**BRANO FORNITO:**
▶
Chiara Saraceno ha già individuato il bubbone: la “ministra alla sciatteria” che delega troppo “in nome dell’autonomia scolastica”. Cioè di una legge dello Stato, che fra l’altro non ha fatto lei. E “non si rende conto” che bisogna “aumentare i docenti” (infatti li sta aumentando, con un concorso osteggiato dal partito della sanatoria Pd-sindacati). E non “apre la didattica alla comunità locale”, qualunque cosa voglia dire. Sempre in cerca di soluzioni praticabili e comprensibili, ci abbeveriamo alla fonte di Massimo Recalcati, un altro degli “intellettuali” reclutati da Repubblica per spiegarci “quello che la politica dovrebbe fare per la ripartenza”. E qui, va detto, concretezza portami via. Sul giornale che per un mese ha preso per il culo Conte sugli Stati generali dell’economia, Recalcati ha un’ideona: “Subito gli Stati generali per l’Anno zero dell’istruzione”. Già, perché occorrono “sguardo e pensiero lungo”, soprattutto limpido, mica come “le decisioni ministeriali incerte e farraginose che disorientano”. In parole povere: “una rivoluzione culturale” per “inaugurare una nuova stagione culturale” in “quello spazio culturalmente decisivo dove la vita dei nostri figli prende forma”. Quindi, in concreto? “Senza una buona Scuola un Paese è morto”. Eh già. E attenzione: “Una Scuola chiusa è evidente che non è una Scuola”. Ma va? Se è chiusa come si fa con la “trasmissione di cultura della cittadinanza, di pensiero critico (tipo il suo alle Leopolde, ndr), di desiderio di sapere?”. Ah saperlo. “Il sapere che dà forma alla vita è un sapere mai scisso dalla relazione”. Perbacco. Senza dimenticare “l’universo plurale delle lingue” (tipo la sua alle Leopolde).
La “didattica a distanza” non gli garba, anzi “non esiste”. Sì, è vero, fino a due mesi fa si moriva come le mosche, ma “è stato un errore non introdurre dispositivi simbolici anche minimi per sancire la promozione delle scuole secondarie”, tipo un traduttore simultaneo delle recalcazzole. Quindi basta “ragionare sulle distanze necessarie da preservare, sul rischio degli assembramenti, sulle mascherine, sulle pareti di plexiglass”: questo Covid ha rotto i coglioni e “il dibattito non può restare ostaggio del virus e del problema della sicurezza”. Ci vuole ben altro, detto terra-terra: “rimodulazioni profonde”, “interdisciplinarietà”, “ricomposizione inedita”, “diversa circolazione degli allievi” (a targhe alterne) e soprattutto “portare la scuola verso la città, nei quartieri, nei territori” (le famose classi a rotelle) e “favorire la permanenza” indovinate di chi? Non dei peggiori, ma nientemeno che “dei migliori”. Del resto “la Scuola da tempo è in terapia intensiva”, ergo serve “una terapia d’urto”. Con tarapia tapioco come fosse Antani.
◀
**COSA FARE:**
Traduci in inglese questa frase del brano fornito: «Del resto “la Scuola da tempo è in terapia intensiva”, ergo serve “una terapia d’urto”.» I dati riportati qui sotto provengono da un'altra fonte.

**DATI FORNITI:**
▶
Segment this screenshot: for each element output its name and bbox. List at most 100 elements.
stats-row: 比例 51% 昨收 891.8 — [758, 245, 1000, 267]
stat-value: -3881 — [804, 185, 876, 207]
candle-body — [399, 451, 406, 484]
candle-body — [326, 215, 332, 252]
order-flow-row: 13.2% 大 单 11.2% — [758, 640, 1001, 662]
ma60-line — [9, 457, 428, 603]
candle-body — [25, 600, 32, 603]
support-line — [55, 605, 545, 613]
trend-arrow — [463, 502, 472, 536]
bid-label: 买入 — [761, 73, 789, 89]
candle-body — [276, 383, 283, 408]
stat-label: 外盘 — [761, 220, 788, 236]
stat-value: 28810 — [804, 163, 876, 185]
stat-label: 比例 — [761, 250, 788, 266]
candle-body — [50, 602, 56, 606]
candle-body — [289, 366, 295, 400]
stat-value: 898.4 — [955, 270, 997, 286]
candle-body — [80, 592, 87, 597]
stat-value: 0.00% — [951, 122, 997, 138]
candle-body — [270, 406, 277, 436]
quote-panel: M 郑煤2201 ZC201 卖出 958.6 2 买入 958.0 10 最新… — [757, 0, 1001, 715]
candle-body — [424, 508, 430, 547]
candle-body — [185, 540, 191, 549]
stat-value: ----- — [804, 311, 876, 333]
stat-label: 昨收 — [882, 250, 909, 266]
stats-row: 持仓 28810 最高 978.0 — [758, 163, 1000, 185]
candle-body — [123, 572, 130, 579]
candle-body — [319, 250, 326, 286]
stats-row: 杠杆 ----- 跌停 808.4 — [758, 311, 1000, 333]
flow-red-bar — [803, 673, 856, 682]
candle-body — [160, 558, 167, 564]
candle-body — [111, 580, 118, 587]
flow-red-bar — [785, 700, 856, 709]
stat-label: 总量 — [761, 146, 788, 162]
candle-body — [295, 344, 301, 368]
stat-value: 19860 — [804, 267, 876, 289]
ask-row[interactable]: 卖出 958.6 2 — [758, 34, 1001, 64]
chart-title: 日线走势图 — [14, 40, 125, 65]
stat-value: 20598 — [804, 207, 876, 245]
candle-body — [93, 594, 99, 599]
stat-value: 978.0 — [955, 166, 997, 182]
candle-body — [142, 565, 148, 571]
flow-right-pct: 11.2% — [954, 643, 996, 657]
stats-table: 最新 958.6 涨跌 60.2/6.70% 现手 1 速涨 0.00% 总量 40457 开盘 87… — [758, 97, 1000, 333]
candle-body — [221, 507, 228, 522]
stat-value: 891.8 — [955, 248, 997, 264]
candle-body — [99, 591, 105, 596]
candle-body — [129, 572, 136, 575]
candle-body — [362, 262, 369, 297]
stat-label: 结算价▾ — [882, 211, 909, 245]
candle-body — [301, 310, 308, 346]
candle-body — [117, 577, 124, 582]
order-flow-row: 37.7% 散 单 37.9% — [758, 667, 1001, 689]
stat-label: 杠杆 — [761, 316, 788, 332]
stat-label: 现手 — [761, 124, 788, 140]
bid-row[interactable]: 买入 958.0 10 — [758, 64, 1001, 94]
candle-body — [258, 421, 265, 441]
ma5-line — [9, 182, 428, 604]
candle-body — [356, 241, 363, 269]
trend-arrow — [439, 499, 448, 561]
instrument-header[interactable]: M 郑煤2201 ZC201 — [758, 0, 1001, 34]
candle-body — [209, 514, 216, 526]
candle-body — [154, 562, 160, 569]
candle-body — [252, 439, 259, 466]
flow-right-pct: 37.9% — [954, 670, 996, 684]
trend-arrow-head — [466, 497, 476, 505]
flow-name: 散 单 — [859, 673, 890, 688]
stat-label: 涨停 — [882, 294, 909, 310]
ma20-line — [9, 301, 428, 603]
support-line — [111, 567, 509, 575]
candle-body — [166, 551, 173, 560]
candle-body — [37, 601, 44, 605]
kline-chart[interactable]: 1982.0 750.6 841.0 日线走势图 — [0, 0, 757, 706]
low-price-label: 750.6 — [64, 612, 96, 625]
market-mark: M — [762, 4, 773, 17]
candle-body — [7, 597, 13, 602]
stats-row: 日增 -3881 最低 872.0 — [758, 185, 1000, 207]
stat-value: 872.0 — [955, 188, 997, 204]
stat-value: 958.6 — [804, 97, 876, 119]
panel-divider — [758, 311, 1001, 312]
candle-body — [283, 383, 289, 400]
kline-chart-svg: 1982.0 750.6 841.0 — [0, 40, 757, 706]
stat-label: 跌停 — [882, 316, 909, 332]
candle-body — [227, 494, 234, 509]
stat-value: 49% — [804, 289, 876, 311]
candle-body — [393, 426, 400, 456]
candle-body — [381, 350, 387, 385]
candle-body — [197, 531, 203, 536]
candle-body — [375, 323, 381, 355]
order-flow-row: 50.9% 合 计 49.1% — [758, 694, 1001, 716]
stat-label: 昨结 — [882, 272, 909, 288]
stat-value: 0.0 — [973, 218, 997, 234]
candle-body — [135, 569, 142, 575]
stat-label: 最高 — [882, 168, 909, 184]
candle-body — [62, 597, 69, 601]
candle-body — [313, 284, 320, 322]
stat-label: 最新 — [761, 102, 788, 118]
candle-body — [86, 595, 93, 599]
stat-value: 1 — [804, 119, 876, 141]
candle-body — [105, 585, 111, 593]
◀
**SOLUZIONE:**
After all, "the School has long been in intensive care," ergo "shock therapy" is needed.